§ **Input**
==================================================

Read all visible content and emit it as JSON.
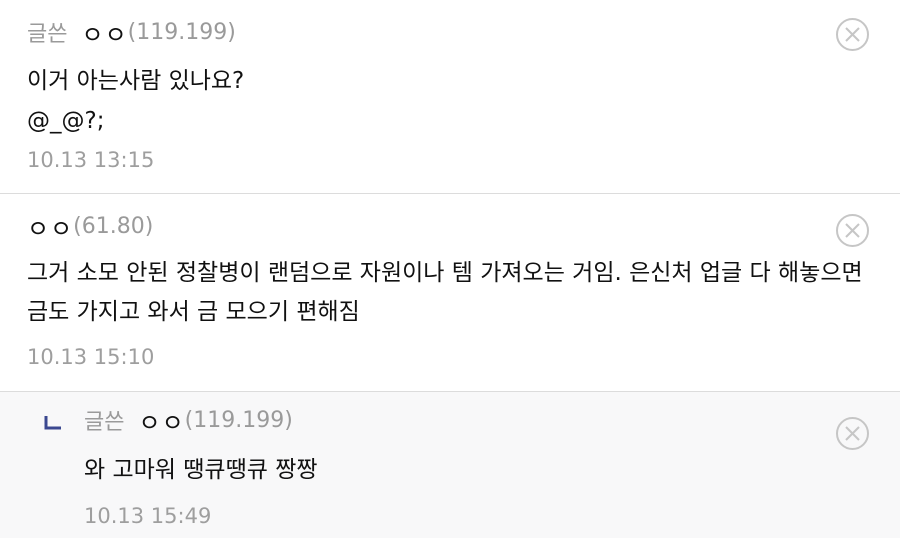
{
  "comments": [
    {
      "writer_badge": "글쓴",
      "nickname": "ㅇㅇ",
      "ip": "(119.199)",
      "lines": [
        "이거 아는사람 있나요?",
        "@_@?;"
      ],
      "timestamp": "10.13 13:15",
      "delete_icon": "close-circle-icon"
    },
    {
      "nickname": "ㅇㅇ",
      "ip": "(61.80)",
      "text": "그거 소모 안된 정찰병이 랜덤으로 자원이나 템 가져오는 거임. 은신처 업글 다 해놓으면 금도 가지고 와서 금 모으기 편해짐",
      "timestamp": "10.13 15:10",
      "delete_icon": "close-circle-icon"
    },
    {
      "is_reply": true,
      "reply_icon": "reply-arrow-icon",
      "writer_badge": "글쓴",
      "nickname": "ㅇㅇ",
      "ip": "(119.199)",
      "text": "와 고마워 땡큐땡큐 짱짱",
      "timestamp": "10.13 15:49",
      "delete_icon": "close-circle-icon"
    }
  ],
  "colors": {
    "meta_gray": "#9a9a9a",
    "text": "#111111",
    "reply_bg": "#f8f8f9",
    "reply_arrow": "#3b4890",
    "divider": "#dcdcdc"
  }
}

==================================================

§ **What is being asked**
Where a line of the material above holds the string "text", copy that line.

§ **Finished answer**
      "text": "그거 소모 안된 정찰병이 랜덤으로 자원이나 템 가져오는 거임. 은신처 업글 다 해놓으면 금도 가지고 와서 금 모으기 편해짐",
      "text": "와 고마워 땡큐땡큐 짱짱",
    "text": "#111111",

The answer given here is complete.